What the exercise asks => Your task is to repeat the listing exactly.

The records =>
□ □ □ □

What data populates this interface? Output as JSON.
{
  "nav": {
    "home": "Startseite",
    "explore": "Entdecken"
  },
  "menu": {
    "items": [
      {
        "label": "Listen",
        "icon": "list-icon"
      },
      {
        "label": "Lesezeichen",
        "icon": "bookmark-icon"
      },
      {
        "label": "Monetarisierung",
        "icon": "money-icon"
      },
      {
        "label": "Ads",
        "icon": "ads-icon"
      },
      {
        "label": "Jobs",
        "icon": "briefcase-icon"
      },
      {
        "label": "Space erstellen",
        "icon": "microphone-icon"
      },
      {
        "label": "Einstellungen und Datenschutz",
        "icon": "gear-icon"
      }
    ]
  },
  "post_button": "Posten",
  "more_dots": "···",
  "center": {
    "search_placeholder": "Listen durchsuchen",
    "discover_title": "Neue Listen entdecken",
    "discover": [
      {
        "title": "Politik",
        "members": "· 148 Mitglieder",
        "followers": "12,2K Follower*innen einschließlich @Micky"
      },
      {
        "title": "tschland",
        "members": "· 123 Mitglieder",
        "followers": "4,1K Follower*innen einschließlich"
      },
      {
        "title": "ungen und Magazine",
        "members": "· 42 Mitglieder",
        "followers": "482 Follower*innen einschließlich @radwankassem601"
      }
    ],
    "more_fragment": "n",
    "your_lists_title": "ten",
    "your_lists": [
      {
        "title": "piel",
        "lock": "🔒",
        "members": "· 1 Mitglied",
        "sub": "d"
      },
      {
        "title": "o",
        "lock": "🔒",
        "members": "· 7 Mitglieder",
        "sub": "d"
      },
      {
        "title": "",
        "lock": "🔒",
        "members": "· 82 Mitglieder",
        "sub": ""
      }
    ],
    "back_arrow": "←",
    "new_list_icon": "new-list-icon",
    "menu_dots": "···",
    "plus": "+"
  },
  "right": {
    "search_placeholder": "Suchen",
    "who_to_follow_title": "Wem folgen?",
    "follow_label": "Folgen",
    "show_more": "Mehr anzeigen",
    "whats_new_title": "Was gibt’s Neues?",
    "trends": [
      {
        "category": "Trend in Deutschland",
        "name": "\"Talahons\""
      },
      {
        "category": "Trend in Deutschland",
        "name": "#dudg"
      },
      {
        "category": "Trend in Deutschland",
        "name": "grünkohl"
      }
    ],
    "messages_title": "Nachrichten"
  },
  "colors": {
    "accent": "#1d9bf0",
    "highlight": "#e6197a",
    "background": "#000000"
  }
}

□ □ □ □

Output of the task =>
What data populates this interface? Output as JSON.
{
  "nav": {
    "home": "Startseite",
    "explore": "Entdecken"
  },
  "menu": {
    "items": [
      {
        "label": "Listen",
        "icon": "list-icon"
      },
      {
        "label": "Lesezeichen",
        "icon": "bookmark-icon"
      },
      {
        "label": "Monetarisierung",
        "icon": "money-icon"
      },
      {
        "label": "Ads",
        "icon": "ads-icon"
      },
      {
        "label": "Jobs",
        "icon": "briefcase-icon"
      },
      {
        "label": "Space erstellen",
        "icon": "microphone-icon"
      },
      {
        "label": "Einstellungen und Datenschutz",
        "icon": "gear-icon"
      }
    ]
  },
  "post_button": "Posten",
  "more_dots": "···",
  "center": {
    "search_placeholder": "Listen durchsuchen",
    "discover_title": "Neue Listen entdecken",
    "discover": [
      {
        "title": "Politik",
        "members": "· 148 Mitglieder",
        "followers": "12,2K Follower*innen einschließlich @Micky"
      },
      {
        "title": "tschland",
        "members": "· 123 Mitglieder",
        "followers": "4,1K Follower*innen einschließlich"
      },
      {
        "title": "ungen und Magazine",
        "members": "· 42 Mitglieder",
        "followers": "482 Follower*innen einschließlich @radwankassem601"
      }
    ],
    "more_fragment": "n",
    "your_lists_title": "ten",
    "your_lists": [
      {
        "title": "piel",
        "lock": "🔒",
        "members": "· 1 Mitglied",
        "sub": "d"
      },
      {
        "title": "o",
        "lock": "🔒",
        "members": "· 7 Mitglieder",
        "sub": "d"
      },
      {
        "title": "",
        "lock": "🔒",
        "members": "· 82 Mitglieder",
        "sub": ""
      }
    ],
    "back_arrow": "←",
    "new_list_icon": "new-list-icon",
    "menu_dots": "···",
    "plus": "+"
  },
  "right": {
    "search_placeholder": "Suchen",
    "who_to_follow_title": "Wem folgen?",
    "follow_label": "Folgen",
    "show_more": "Mehr anzeigen",
    "whats_new_title": "Was gibt’s Neues?",
    "trends": [
      {
        "category": "Trend in Deutschland",
        "name": "\"Talahons\""
      },
      {
        "category": "Trend in Deutschland",
        "name": "#dudg"
      },
      {
        "category": "Trend in Deutschland",
        "name": "grünkohl"
      }
    ],
    "messages_title": "Nachrichten"
  },
  "colors": {
    "accent": "#1d9bf0",
    "highlight": "#e6197a",
    "background": "#000000"
  }
}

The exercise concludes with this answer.